◆ **TASK REQUIREMENTS**
[1] In the text on moving data to the cloud, what is the name of the Amazon service for shipping data on a physical device?
[2] Revise the stored rows from their start through the line containing "- watermark-logo: gdz.moda: [388, 74, 506, 99]", replacing "table-row" with "data-row" and keeping all else unchanged.

One of the most challenging aspects of moving to a cloud deployment is transferring data from your local (on-premises) environment onto the cloud. In this section of the lesson, we'll look at special problems that arise in data transfer scenarios. We'll also discuss ways data can be moved to Amazon EC2, and you'll copy some GIS data to your own instance in preparation for publishing a web service.
Challenges of data transfer
For your data to go from your machine to commercial cloud services such as Amazon EC2 or Amazon S3, it must go "across the wire", meaning it is transferred through the Internet onto the cloud-based server. This can pose the following issues:
- Your datasets may be so large that they are not feasible to transfer across the Internet in a reasonable amount of time.
- A slow Internet connection or low bandwidth makes it impossible to transfer your data in a reasonable amount of time.
- Your data may be sensitive enough that transferring it across the Internet would require extra security measures or is not an option altogether.
Let's examine these problems one at a time.
GIS data collections can be very large: up to terabytes in size. This is often the case when imagery is involved, but even vector datasets with a broad amount of coverage or detail can prove unwieldy for an Internet transfer.
When moving large datasets to the cloud, you have to plan for enough time to move the dataset and, if possible, increase your bandwidth. After doing a test transfer of a few hours or days, you should be able to get an idea of the rate of data transfer, and you can thereby extrapolate how long it would take to transfer the entire dataset.
If this amount of time is unreasonable (say, months) you may consider shipping the data directly to the cloud provider on a piece of hard media. The cloud provider can then load the data directly onto the cloud much faster than you could send it over the Internet. Amazon provides such a service called AWS Snowball. You load up your data on a ruggedized secure device called a "Snowball" and ship it to Amazon. In the old days of computing this technique was called "sneakernet", since you could sometimes put your data on a floppy disk and walk it across the office to another computer faster than you could send it electronically.

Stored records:

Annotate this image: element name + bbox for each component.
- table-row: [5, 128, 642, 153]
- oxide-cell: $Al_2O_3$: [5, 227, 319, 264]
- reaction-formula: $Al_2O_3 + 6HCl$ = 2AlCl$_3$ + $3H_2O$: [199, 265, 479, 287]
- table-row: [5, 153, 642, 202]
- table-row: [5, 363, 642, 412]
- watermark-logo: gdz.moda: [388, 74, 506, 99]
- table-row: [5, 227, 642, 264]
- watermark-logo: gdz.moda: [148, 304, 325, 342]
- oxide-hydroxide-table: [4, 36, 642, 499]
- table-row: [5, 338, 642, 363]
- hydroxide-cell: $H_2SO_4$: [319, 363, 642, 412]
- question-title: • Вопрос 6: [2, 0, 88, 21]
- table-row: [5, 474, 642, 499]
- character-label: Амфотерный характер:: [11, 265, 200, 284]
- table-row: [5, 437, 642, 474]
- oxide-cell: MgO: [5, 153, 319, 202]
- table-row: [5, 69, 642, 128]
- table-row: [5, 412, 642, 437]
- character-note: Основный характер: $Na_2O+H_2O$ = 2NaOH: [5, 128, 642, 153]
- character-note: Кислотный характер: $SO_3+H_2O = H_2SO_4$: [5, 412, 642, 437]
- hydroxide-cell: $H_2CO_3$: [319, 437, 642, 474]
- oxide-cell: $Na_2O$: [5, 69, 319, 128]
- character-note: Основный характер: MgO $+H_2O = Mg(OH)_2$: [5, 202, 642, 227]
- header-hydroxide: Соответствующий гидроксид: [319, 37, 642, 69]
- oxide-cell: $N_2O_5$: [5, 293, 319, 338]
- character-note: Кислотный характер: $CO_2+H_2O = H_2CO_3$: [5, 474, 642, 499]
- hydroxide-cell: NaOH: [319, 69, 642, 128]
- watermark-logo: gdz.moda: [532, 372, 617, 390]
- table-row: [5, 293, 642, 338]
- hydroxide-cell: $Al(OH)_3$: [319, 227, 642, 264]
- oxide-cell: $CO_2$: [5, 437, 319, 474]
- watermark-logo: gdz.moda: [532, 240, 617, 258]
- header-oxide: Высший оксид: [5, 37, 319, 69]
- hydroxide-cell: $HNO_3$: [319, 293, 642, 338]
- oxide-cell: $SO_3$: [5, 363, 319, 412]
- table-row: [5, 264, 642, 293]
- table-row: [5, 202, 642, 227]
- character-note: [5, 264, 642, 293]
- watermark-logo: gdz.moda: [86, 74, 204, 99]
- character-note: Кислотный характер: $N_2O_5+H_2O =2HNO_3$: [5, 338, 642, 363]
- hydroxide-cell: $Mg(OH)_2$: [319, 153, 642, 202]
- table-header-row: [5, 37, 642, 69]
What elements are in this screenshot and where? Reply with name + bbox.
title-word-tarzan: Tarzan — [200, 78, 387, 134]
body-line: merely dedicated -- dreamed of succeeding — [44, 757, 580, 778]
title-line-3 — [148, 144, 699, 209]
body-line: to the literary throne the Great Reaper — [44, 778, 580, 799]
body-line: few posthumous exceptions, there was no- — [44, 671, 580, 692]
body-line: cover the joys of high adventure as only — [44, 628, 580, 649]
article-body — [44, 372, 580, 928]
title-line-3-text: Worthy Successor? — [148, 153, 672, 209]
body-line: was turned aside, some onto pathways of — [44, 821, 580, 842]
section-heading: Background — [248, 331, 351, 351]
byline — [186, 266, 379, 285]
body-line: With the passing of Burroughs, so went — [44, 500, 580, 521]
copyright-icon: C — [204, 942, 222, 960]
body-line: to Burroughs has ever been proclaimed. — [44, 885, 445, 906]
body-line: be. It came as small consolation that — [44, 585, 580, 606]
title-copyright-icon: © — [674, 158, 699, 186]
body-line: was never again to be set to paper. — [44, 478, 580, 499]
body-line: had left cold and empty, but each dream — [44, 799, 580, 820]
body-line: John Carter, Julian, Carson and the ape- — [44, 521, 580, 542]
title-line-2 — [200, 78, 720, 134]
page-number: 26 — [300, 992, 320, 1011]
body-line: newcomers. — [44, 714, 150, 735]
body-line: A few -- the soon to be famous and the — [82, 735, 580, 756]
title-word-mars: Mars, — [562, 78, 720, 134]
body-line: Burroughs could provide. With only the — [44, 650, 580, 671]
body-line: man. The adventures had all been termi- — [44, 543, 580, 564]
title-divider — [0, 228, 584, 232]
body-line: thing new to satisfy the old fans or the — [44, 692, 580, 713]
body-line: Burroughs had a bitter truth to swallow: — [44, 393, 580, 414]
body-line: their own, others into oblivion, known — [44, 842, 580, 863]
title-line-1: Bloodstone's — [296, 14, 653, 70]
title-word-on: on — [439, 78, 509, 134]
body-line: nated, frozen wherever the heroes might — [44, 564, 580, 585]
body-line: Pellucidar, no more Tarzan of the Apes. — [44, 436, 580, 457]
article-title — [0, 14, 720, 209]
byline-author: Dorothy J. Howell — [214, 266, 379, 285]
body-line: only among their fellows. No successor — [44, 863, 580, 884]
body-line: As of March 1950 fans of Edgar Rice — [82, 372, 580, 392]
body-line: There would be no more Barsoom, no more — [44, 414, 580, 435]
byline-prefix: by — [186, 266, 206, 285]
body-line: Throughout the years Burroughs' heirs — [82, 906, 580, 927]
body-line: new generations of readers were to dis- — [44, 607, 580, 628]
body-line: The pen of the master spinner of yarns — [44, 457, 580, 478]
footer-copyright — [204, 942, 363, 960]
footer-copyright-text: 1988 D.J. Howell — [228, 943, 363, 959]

◆ **ANSWERS TO THE EXERCISE**
[1] AWS Snowball

[2]
Annotate this image: element name + bbox for each component.
- data-row: [5, 128, 642, 153]
- oxide-cell: $Al_2O_3$: [5, 227, 319, 264]
- reaction-formula: $Al_2O_3 + 6HCl$ = 2AlCl$_3$ + $3H_2O$: [199, 265, 479, 287]
- data-row: [5, 153, 642, 202]
- data-row: [5, 363, 642, 412]
- watermark-logo: gdz.moda: [388, 74, 506, 99]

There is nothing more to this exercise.